Word for word, restate every line of the material.

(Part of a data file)
+++

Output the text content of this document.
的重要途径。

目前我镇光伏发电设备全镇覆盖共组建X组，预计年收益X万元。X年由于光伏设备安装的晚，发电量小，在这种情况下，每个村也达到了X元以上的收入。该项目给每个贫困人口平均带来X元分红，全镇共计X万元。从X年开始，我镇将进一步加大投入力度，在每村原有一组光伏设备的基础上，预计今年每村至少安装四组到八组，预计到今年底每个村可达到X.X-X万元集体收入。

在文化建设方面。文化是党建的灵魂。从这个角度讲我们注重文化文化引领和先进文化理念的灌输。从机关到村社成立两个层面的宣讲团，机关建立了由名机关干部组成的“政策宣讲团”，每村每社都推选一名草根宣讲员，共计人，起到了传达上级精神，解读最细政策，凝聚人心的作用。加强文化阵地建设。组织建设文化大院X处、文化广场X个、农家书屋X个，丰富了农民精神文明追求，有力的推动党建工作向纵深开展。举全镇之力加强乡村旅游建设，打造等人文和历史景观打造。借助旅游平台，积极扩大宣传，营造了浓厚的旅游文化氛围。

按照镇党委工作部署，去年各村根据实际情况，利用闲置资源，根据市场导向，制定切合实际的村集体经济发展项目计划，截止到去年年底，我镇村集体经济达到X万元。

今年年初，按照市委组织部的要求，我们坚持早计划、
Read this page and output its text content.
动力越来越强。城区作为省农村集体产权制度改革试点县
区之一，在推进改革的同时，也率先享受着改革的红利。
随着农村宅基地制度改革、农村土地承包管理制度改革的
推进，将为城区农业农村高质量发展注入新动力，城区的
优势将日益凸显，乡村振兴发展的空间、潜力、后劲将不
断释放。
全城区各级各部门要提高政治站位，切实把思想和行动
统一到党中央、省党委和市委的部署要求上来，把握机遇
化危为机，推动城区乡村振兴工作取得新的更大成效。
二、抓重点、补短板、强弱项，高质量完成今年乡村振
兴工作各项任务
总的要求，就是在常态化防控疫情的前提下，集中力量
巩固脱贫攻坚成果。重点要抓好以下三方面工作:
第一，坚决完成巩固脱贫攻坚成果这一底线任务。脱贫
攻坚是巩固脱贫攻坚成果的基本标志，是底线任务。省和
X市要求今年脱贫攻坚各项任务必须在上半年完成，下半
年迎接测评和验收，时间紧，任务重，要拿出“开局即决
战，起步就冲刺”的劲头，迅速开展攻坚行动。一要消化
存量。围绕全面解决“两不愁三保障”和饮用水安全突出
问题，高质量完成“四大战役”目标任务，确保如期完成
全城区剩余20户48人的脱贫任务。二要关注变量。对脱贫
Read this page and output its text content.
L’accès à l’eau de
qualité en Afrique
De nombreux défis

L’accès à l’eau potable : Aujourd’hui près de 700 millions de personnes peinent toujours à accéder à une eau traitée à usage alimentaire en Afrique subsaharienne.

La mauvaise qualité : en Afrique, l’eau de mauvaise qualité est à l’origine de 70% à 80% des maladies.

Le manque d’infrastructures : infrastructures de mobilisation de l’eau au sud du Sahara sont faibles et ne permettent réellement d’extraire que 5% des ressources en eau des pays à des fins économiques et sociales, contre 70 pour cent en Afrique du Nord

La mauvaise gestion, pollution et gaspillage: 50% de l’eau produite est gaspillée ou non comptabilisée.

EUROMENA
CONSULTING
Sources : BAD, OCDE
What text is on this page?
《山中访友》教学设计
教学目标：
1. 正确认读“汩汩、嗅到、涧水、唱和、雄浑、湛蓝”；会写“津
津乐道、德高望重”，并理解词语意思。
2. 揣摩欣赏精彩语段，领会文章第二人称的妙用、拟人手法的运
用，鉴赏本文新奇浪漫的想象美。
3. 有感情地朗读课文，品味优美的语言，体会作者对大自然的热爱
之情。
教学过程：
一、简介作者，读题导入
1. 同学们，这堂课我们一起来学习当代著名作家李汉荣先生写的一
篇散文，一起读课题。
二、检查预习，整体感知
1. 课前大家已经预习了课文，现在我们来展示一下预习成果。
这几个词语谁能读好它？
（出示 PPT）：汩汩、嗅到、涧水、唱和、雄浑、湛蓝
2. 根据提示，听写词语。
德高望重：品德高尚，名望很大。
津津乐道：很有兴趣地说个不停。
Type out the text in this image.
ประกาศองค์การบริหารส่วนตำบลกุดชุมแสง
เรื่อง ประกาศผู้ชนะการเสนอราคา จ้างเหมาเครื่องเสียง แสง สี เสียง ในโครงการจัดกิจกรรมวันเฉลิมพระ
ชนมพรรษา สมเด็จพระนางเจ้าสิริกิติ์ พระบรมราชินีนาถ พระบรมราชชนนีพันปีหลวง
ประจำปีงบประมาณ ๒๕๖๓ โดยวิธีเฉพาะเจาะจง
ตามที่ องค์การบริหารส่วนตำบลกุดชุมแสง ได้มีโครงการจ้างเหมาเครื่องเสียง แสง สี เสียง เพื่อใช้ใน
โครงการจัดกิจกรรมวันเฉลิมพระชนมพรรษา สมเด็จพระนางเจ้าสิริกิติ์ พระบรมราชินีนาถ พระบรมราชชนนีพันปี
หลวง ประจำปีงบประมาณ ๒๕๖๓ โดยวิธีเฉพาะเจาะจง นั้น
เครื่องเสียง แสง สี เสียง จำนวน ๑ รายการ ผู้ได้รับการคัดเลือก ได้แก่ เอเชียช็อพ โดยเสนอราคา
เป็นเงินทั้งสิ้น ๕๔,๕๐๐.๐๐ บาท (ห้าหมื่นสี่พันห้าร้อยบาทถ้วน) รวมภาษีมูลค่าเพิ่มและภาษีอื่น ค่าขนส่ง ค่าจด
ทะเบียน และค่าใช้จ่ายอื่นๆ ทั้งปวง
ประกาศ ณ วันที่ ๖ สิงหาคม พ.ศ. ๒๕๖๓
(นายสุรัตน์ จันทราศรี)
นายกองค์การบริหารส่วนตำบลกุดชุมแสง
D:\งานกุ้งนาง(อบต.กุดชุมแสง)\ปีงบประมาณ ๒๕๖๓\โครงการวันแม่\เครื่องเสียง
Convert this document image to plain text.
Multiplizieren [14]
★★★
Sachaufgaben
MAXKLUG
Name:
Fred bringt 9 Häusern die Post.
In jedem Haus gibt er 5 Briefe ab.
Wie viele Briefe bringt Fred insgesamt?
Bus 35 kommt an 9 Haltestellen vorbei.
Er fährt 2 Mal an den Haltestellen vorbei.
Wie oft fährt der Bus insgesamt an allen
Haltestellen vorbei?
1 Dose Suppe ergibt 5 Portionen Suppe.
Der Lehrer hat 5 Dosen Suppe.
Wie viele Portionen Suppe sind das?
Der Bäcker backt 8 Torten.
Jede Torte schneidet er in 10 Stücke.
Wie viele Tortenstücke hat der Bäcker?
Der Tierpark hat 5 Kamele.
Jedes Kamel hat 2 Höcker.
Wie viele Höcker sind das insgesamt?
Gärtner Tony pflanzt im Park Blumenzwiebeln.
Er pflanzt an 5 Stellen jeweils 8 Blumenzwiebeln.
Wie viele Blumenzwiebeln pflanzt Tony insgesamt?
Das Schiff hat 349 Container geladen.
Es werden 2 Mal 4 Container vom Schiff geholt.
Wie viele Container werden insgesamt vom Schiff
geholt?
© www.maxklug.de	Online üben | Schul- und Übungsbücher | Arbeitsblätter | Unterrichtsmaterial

+++

### Right answer
Output the text content of this document.
的重要途径。

目前我镇光伏发电设备全镇覆盖共组建X组，预计年收益X万元。X年由于光伏设备安装的晚，发电量小，在这种情况下，每个村也达到了X元以上的收入。该项目给每个贫困人口平均带来X元分红，全镇共计X万元。从X年开始，我镇将进一步加大投入力度，在每村原有一组光伏设备的基础上，预计今年每村至少安装四组到八组，预计到今年底每个村可达到X.X-X万元集体收入。

在文化建设方面。文化是党建的灵魂。从这个角度讲我们注重文化文化引领和先进文化理念的灌输。从机关到村社成立两个层面的宣讲团，机关建立了由名机关干部组成的“政策宣讲团”，每村每社都推选一名草根宣讲员，共计人，起到了传达上级精神，解读最细政策，凝聚人心的作用。加强文化阵地建设。组织建设文化大院X处、文化广场X个、农家书屋X个，丰富了农民精神文明追求，有力的推动党建工作向纵深开展。举全镇之力加强乡村旅游建设，打造等人文和历史景观打造。借助旅游平台，积极扩大宣传，营造了浓厚的旅游文化氛围。

按照镇党委工作部署，去年各村根据实际情况，利用闲置资源，根据市场导向，制定切合实际的村集体经济发展项目计划，截止到去年年底，我镇村集体经济达到X万元。

今年年初，按照市委组织部的要求，我们坚持早计划、
Read this page and output its text content.
动力越来越强。城区作为省农村集体产权制度改革试点县
区之一，在推进改革的同时，也率先享受着改革的红利。
随着农村宅基地制度改革、农村土地承包管理制度改革的
推进，将为城区农业农村高质量发展注入新动力，城区的
优势将日益凸显，乡村振兴发展的空间、潜力、后劲将不
断释放。
全城区各级各部门要提高政治站位，切实把思想和行动
统一到党中央、省党委和市委的部署要求上来，把握机遇
化危为机，推动城区乡村振兴工作取得新的更大成效。
二、抓重点、补短板、强弱项，高质量完成今年乡村振
兴工作各项任务
总的要求，就是在常态化防控疫情的前提下，集中力量
巩固脱贫攻坚成果。重点要抓好以下三方面工作:
第一，坚决完成巩固脱贫攻坚成果这一底线任务。脱贫
攻坚是巩固脱贫攻坚成果的基本标志，是底线任务。省和
X市要求今年脱贫攻坚各项任务必须在上半年完成，下半
年迎接测评和验收，时间紧，任务重，要拿出“开局即决
战，起步就冲刺”的劲头，迅速开展攻坚行动。一要消化
存量。围绕全面解决“两不愁三保障”和饮用水安全突出
问题，高质量完成“四大战役”目标任务，确保如期完成
全城区剩余20户48人的脱贫任务。二要关注变量。对脱贫
Read this page and output its text content.
L’accès à l’eau de
qualité en Afrique
De nombreux défis

L’accès à l’eau potable : Aujourd’hui près de 700 millions de personnes peinent toujours à accéder à une eau traitée à usage alimentaire en Afrique subsaharienne.

La mauvaise qualité : en Afrique, l’eau de mauvaise qualité est à l’origine de 70% à 80% des maladies.

Le manque d’infrastructures : infrastructures de mobilisation de l’eau au sud du Sahara sont faibles et ne permettent réellement d’extraire que 5% des ressources en eau des pays à des fins économiques et sociales, contre 70 pour cent en Afrique du Nord

La mauvaise gestion, pollution et gaspillage: 50% de l’eau produite est gaspillée ou non comptabilisée.

EUROMENA
CONSULTING
Sources : BAD, OCDE
What text is on this page?
《山中访友》教学设计
教学目标：
1. 正确认读“汩汩、嗅到、涧水、唱和、雄浑、湛蓝”；会写“津
津乐道、德高望重”，并理解词语意思。
2. 揣摩欣赏精彩语段，领会文章第二人称的妙用、拟人手法的运
用，鉴赏本文新奇浪漫的想象美。
3. 有感情地朗读课文，品味优美的语言，体会作者对大自然的热爱
之情。
教学过程：
一、简介作者，读题导入
1. 同学们，这堂课我们一起来学习当代著名作家李汉荣先生写的一
篇散文，一起读课题。
二、检查预习，整体感知
1. 课前大家已经预习了课文，现在我们来展示一下预习成果。
这几个词语谁能读好它？
（出示 PPT）：汩汩、嗅到、涧水、唱和、雄浑、湛蓝
2. 根据提示，听写词语。
德高望重：品德高尚，名望很大。
津津乐道：很有兴趣地说个不停。
Type out the text in this image.
ประกาศองค์การบริหารส่วนตำบลกุดชุมแสง
เรื่อง ประกาศผู้ชนะการเสนอราคา จ้างเหมาเครื่องเสียง แสง สี เสียง ในโครงการจัดกิจกรรมวันเฉลิมพระ
ชนมพรรษา สมเด็จพระนางเจ้าสิริกิติ์ พระบรมราชินีนาถ พระบรมราชชนนีพันปีหลวง
ประจำปีงบประมาณ ๒๕๖๓ โดยวิธีเฉพาะเจาะจง
ตามที่ องค์การบริหารส่วนตำบลกุดชุมแสง ได้มีโครงการจ้างเหมาเครื่องเสียง แสง สี เสียง เพื่อใช้ใน
โครงการจัดกิจกรรมวันเฉลิมพระชนมพรรษา สมเด็จพระนางเจ้าสิริกิติ์ พระบรมราชินีนาถ พระบรมราชชนนีพันปี
หลวง ประจำปีงบประมาณ ๒๕๖๓ โดยวิธีเฉพาะเจาะจง นั้น
เครื่องเสียง แสง สี เสียง จำนวน ๑ รายการ ผู้ได้รับการคัดเลือก ได้แก่ เอเชียช็อพ โดยเสนอราคา
เป็นเงินทั้งสิ้น ๕๔,๕๐๐.๐๐ บาท (ห้าหมื่นสี่พันห้าร้อยบาทถ้วน) รวมภาษีมูลค่าเพิ่มและภาษีอื่น ค่าขนส่ง ค่าจด
ทะเบียน และค่าใช้จ่ายอื่นๆ ทั้งปวง
ประกาศ ณ วันที่ ๖ สิงหาคม พ.ศ. ๒๕๖๓
(นายสุรัตน์ จันทราศรี)
นายกองค์การบริหารส่วนตำบลกุดชุมแสง
D:\งานกุ้งนาง(อบต.กุดชุมแสง)\ปีงบประมาณ ๒๕๖๓\โครงการวันแม่\เครื่องเสียง
Convert this document image to plain text.
Multiplizieren [14]
★★★
Sachaufgaben
MAXKLUG
Name:
Fred bringt 9 Häusern die Post.
In jedem Haus gibt er 5 Briefe ab.
Wie viele Briefe bringt Fred insgesamt?
Bus 35 kommt an 9 Haltestellen vorbei.
Er fährt 2 Mal an den Haltestellen vorbei.
Wie oft fährt der Bus insgesamt an allen
Haltestellen vorbei?
1 Dose Suppe ergibt 5 Portionen Suppe.
Der Lehrer hat 5 Dosen Suppe.
Wie viele Portionen Suppe sind das?
Der Bäcker backt 8 Torten.
Jede Torte schneidet er in 10 Stücke.
Wie viele Tortenstücke hat der Bäcker?
Der Tierpark hat 5 Kamele.
Jedes Kamel hat 2 Höcker.
Wie viele Höcker sind das insgesamt?
Gärtner Tony pflanzt im Park Blumenzwiebeln.
Er pflanzt an 5 Stellen jeweils 8 Blumenzwiebeln.
Wie viele Blumenzwiebeln pflanzt Tony insgesamt?
Das Schiff hat 349 Container geladen.
Es werden 2 Mal 4 Container vom Schiff geholt.
Wie viele Container werden insgesamt vom Schiff
geholt?
© www.maxklug.de	Online üben | Schul- und Übungsbücher | Arbeitsblätter | Unterrichtsmaterial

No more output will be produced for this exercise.